# Source material:
# # #

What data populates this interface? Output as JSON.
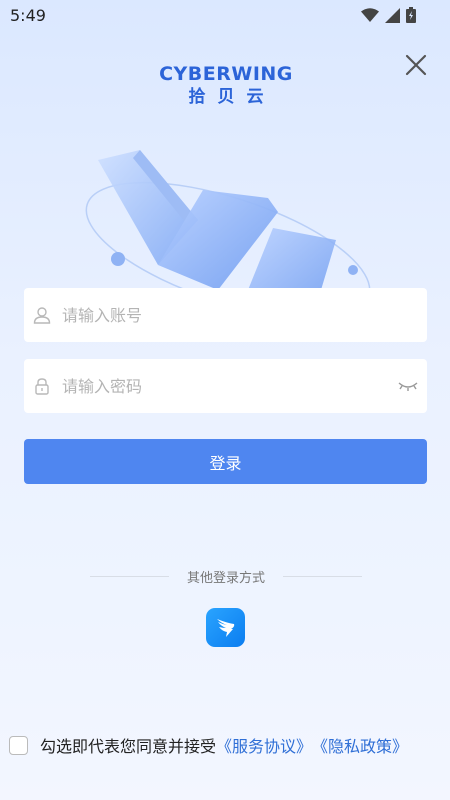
{
  "status_bar": {
    "time": "5:49"
  },
  "logo": {
    "en": "CYBERWING",
    "cn": "拾贝云"
  },
  "form": {
    "account_placeholder": "请输入账号",
    "password_placeholder": "请输入密码",
    "login_label": "登录"
  },
  "other_login": {
    "label": "其他登录方式"
  },
  "agreement": {
    "prefix": "勾选即代表您同意并接受",
    "service_link": "《服务协议》",
    "privacy_link": "《隐私政策》"
  },
  "colors": {
    "primary": "#4f86f0",
    "link": "#2f6fd6",
    "brand": "#2c64d8"
  },
  "icons": {
    "close": "close-icon",
    "user": "user-icon",
    "lock": "lock-icon",
    "eye": "eye-closed-icon",
    "dingtalk": "dingtalk-icon"
  }
}
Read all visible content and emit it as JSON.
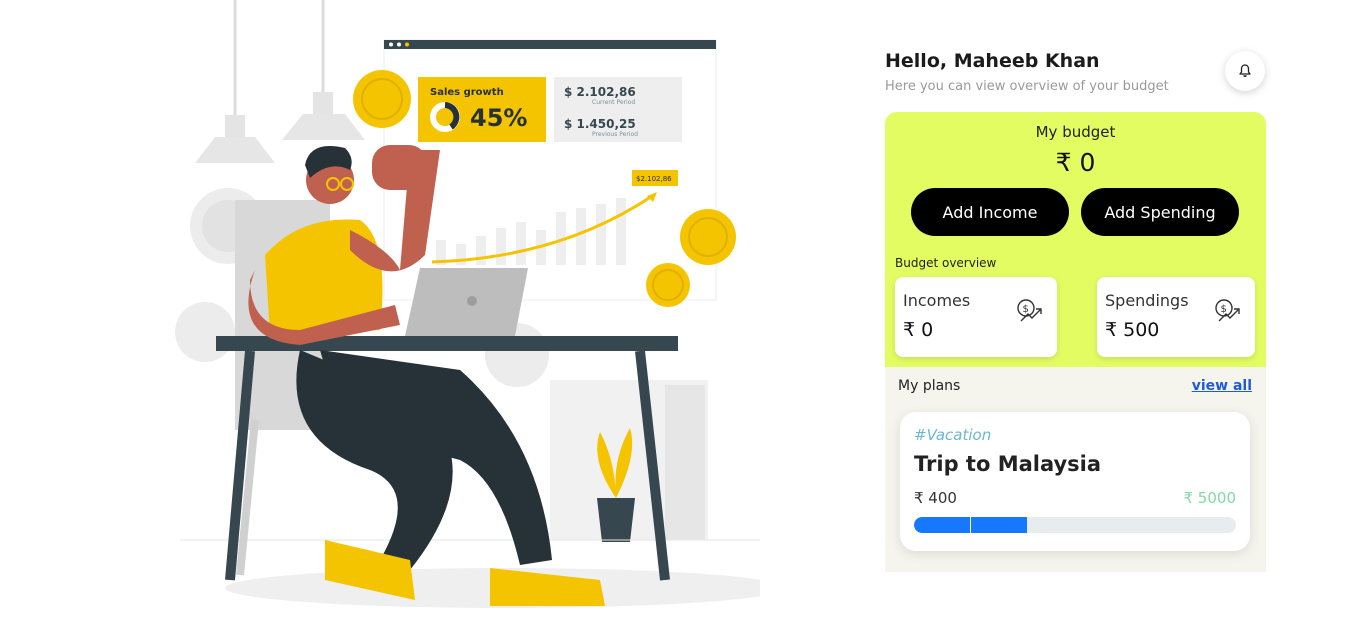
{
  "illustration": {
    "sales_growth_label": "Sales growth",
    "sales_growth_value": "45%",
    "current_amount": "$ 2.102,86",
    "current_label": "Current Period",
    "previous_amount": "$ 1.450,25",
    "previous_label": "Previous Period",
    "chart_badge": "$2.102,86"
  },
  "header": {
    "greeting": "Hello, Maheeb Khan",
    "subtitle": "Here you can view overview of your budget",
    "bell_icon": "bell-icon"
  },
  "budget": {
    "title": "My budget",
    "amount": "₹ 0",
    "add_income_label": "Add Income",
    "add_spending_label": "Add Spending",
    "overview_label": "Budget overview",
    "incomes_label": "Incomes",
    "incomes_value": "₹ 0",
    "spendings_label": "Spendings",
    "spendings_value": "₹ 500"
  },
  "plans": {
    "title": "My plans",
    "view_all_label": "view all",
    "items": [
      {
        "tag": "#Vacation",
        "name": "Trip to Malaysia",
        "current": "₹ 400",
        "target": "₹ 5000",
        "progress_fraction": 0.35
      }
    ]
  },
  "colors": {
    "accent_lime": "#e2fc62",
    "progress_blue": "#1677ff",
    "link_blue": "#1e5bd8",
    "target_green": "#86d8a5",
    "tag_blue": "#6bb8d2"
  }
}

# # #

# The exercise:
Retype everything in the material word for word, minus pictures.

# The response:
What data populates this interface? Output as JSON.
{
  "status_bar": {
    "time": "5:49"
  },
  "logo": {
    "en": "CYBERWING",
    "cn": "拾贝云"
  },
  "form": {
    "account_placeholder": "请输入账号",
    "password_placeholder": "请输入密码",
    "login_label": "登录"
  },
  "other_login": {
    "label": "其他登录方式"
  },
  "agreement": {
    "prefix": "勾选即代表您同意并接受",
    "service_link": "《服务协议》",
    "privacy_link": "《隐私政策》"
  },
  "colors": {
    "primary": "#4f86f0",
    "link": "#2f6fd6",
    "brand": "#2c64d8"
  },
  "icons": {
    "close": "close-icon",
    "user": "user-icon",
    "lock": "lock-icon",
    "eye": "eye-closed-icon",
    "dingtalk": "dingtalk-icon"
  }
}
Read all visible content and emit it as JSON.
{
  "illustration": {
    "sales_growth_label": "Sales growth",
    "sales_growth_value": "45%",
    "current_amount": "$ 2.102,86",
    "current_label": "Current Period",
    "previous_amount": "$ 1.450,25",
    "previous_label": "Previous Period",
    "chart_badge": "$2.102,86"
  },
  "header": {
    "greeting": "Hello, Maheeb Khan",
    "subtitle": "Here you can view overview of your budget",
    "bell_icon": "bell-icon"
  },
  "budget": {
    "title": "My budget",
    "amount": "₹ 0",
    "add_income_label": "Add Income",
    "add_spending_label": "Add Spending",
    "overview_label": "Budget overview",
    "incomes_label": "Incomes",
    "incomes_value": "₹ 0",
    "spendings_label": "Spendings",
    "spendings_value": "₹ 500"
  },
  "plans": {
    "title": "My plans",
    "view_all_label": "view all",
    "items": [
      {
        "tag": "#Vacation",
        "name": "Trip to Malaysia",
        "current": "₹ 400",
        "target": "₹ 5000",
        "progress_fraction": 0.35
      }
    ]
  },
  "colors": {
    "accent_lime": "#e2fc62",
    "progress_blue": "#1677ff",
    "link_blue": "#1e5bd8",
    "target_green": "#86d8a5",
    "tag_blue": "#6bb8d2"
  }
}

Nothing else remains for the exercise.